What you are asked to do: Gather every line from the entries below that includes "title".

Input rows:
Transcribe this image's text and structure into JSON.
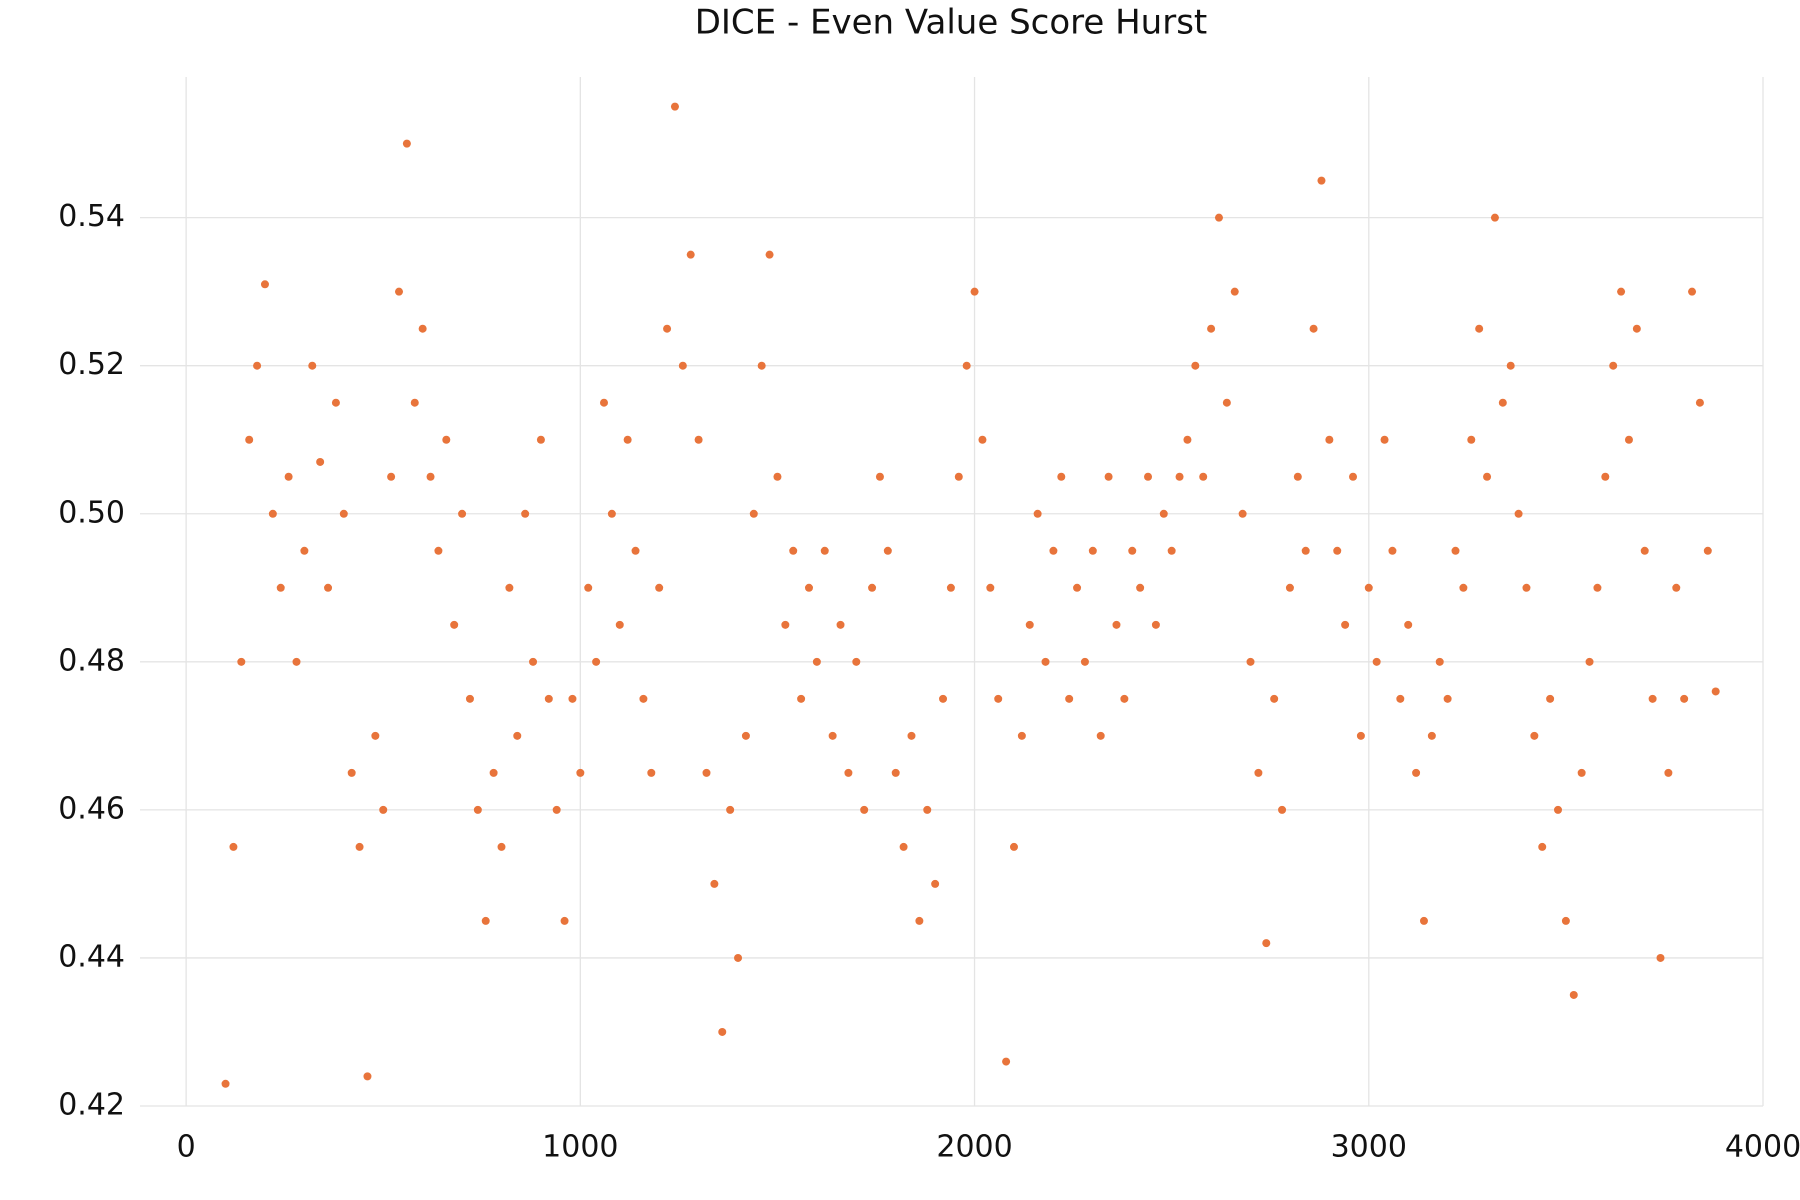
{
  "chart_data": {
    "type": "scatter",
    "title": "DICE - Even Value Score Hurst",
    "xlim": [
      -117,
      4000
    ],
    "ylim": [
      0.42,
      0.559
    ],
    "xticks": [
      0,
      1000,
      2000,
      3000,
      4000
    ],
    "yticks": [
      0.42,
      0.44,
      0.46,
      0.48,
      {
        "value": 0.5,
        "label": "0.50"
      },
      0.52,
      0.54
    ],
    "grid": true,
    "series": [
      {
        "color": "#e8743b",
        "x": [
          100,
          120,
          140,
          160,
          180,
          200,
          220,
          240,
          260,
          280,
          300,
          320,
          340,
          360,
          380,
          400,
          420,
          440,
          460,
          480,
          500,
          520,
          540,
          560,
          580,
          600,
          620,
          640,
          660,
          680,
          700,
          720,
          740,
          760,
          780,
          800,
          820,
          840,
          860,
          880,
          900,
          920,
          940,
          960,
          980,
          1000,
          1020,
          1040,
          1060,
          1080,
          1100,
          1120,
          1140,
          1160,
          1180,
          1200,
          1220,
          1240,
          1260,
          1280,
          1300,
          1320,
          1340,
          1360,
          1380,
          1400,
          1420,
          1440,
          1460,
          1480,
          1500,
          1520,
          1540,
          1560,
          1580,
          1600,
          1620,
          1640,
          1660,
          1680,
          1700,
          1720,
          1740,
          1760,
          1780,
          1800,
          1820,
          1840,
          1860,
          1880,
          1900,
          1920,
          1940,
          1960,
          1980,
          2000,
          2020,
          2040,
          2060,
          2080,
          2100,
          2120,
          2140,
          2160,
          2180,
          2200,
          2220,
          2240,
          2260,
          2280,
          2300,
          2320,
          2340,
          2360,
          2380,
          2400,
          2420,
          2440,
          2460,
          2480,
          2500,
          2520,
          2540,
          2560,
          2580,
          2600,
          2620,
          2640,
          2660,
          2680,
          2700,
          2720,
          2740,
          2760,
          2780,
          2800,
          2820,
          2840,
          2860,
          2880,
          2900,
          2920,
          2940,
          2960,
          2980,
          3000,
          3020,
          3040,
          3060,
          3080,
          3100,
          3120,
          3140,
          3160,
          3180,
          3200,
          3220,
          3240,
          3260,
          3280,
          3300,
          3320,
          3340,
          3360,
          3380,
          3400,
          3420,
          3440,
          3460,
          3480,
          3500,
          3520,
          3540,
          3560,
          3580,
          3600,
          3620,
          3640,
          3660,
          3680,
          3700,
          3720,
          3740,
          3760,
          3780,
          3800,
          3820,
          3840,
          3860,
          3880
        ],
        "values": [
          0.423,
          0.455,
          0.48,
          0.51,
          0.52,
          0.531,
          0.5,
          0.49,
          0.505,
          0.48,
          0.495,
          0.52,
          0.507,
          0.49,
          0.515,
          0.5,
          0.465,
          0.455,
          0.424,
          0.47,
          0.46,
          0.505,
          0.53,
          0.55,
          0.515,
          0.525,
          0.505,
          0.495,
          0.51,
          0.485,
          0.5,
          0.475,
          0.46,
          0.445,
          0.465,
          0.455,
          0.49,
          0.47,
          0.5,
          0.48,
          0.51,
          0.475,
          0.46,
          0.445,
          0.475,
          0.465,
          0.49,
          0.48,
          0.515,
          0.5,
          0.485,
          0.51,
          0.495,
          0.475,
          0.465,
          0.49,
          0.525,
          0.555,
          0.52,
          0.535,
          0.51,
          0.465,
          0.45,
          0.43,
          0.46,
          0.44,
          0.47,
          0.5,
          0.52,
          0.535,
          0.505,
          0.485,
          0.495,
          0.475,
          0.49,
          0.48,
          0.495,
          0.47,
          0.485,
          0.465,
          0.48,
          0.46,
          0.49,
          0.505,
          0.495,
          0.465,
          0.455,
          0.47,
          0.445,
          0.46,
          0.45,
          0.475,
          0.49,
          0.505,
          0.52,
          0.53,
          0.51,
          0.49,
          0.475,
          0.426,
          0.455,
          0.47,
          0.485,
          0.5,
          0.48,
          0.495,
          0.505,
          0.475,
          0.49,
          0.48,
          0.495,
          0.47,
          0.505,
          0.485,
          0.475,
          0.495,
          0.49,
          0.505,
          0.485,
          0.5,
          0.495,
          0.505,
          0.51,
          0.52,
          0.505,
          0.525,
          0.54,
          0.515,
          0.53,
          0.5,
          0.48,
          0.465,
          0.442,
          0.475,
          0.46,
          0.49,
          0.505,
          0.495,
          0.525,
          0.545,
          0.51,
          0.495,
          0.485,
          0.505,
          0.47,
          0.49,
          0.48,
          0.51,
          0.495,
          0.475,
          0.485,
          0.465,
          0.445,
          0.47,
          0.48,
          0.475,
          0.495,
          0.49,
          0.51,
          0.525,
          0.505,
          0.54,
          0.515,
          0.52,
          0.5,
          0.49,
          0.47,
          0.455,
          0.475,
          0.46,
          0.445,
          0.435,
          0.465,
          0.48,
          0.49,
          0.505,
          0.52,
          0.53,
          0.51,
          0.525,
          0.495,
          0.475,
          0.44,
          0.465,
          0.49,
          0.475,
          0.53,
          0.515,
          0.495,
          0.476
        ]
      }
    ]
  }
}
--
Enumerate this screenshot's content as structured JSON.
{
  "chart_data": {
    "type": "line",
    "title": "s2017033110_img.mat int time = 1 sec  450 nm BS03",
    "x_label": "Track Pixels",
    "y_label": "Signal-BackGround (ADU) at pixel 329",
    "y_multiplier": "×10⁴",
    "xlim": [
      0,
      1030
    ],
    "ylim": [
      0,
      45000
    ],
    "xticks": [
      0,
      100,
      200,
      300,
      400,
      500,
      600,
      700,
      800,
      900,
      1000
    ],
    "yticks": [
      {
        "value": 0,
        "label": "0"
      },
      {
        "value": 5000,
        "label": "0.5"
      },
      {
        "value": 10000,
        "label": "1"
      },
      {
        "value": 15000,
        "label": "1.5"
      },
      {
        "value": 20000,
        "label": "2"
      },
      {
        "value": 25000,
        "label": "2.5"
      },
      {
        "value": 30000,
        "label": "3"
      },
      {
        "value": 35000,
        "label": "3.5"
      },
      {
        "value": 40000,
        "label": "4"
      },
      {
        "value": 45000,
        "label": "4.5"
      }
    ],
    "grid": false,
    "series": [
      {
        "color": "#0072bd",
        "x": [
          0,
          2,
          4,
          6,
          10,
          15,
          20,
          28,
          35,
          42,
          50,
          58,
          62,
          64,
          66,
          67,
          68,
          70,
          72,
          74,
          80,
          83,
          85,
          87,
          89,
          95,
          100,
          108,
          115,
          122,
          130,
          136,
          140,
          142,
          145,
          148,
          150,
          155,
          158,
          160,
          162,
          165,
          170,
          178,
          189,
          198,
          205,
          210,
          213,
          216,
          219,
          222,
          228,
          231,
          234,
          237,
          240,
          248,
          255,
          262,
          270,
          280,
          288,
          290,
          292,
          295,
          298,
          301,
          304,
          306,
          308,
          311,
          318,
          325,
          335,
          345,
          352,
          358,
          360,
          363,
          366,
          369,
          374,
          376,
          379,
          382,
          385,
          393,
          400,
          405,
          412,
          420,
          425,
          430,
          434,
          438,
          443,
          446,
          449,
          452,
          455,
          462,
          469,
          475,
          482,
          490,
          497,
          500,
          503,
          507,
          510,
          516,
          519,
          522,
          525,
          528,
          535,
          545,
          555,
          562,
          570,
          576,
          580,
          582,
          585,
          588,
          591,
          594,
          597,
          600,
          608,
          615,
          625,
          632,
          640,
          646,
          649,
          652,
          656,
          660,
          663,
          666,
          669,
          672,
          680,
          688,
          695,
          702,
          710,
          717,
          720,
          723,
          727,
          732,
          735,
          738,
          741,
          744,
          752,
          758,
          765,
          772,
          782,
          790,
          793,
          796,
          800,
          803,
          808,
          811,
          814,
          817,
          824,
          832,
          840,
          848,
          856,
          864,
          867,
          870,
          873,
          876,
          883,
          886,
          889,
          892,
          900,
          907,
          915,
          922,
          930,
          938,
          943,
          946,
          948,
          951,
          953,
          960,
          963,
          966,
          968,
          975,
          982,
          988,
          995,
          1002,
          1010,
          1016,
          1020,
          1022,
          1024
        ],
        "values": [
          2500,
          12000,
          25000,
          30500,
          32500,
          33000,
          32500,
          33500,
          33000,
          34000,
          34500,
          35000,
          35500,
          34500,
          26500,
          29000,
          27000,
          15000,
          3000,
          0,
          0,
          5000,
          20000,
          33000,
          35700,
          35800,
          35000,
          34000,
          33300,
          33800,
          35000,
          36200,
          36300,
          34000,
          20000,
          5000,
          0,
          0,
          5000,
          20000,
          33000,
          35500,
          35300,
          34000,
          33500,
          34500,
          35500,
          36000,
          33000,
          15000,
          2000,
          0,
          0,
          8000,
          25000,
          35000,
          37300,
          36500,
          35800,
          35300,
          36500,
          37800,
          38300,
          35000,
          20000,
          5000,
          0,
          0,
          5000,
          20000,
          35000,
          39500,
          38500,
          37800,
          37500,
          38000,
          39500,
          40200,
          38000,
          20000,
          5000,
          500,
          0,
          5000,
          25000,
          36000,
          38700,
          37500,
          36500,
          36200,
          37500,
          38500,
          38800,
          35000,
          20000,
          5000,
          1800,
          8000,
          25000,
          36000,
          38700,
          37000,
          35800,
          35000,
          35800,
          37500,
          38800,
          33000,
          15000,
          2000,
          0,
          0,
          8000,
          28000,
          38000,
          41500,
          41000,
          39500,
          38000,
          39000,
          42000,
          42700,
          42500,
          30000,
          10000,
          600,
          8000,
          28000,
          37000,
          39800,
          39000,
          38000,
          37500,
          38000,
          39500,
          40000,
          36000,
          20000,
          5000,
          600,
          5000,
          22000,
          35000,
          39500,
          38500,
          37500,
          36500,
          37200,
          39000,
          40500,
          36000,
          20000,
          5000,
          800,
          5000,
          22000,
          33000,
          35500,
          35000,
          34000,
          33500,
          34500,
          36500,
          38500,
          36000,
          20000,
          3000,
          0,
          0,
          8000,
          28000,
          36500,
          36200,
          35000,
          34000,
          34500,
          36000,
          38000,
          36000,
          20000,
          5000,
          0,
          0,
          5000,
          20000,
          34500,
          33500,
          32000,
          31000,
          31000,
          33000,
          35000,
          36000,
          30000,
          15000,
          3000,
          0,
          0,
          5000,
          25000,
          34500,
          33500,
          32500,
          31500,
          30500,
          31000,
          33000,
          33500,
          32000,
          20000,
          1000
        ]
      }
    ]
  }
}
* * *
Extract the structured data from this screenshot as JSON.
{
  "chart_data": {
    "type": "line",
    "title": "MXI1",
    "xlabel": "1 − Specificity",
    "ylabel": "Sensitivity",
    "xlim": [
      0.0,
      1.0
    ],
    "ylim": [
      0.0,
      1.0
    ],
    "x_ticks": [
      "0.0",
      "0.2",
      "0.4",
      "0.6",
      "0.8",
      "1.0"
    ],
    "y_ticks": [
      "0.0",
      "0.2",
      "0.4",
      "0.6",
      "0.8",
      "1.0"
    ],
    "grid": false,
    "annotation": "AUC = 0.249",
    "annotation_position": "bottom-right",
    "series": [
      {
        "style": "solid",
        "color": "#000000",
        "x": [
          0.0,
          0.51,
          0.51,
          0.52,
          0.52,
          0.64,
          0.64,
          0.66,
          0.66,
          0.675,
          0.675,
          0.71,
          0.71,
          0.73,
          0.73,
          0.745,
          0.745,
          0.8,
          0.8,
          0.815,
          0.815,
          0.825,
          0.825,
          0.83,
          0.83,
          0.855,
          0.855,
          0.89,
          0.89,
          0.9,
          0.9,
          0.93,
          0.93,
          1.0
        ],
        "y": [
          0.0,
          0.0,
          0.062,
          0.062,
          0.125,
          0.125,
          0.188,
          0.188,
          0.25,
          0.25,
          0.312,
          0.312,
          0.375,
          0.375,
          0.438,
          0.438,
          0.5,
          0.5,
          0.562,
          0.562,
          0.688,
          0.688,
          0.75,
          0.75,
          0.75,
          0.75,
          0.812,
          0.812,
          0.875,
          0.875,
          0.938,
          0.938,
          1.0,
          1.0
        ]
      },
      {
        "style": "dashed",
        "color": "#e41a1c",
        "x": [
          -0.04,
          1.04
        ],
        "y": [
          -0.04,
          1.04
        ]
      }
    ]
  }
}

Worked solution:
    "title": "DICE - Even Value Score Hurst",
    "title": "s2017033110_img.mat int time = 1 sec  450 nm BS03",
    "title": "MXI1",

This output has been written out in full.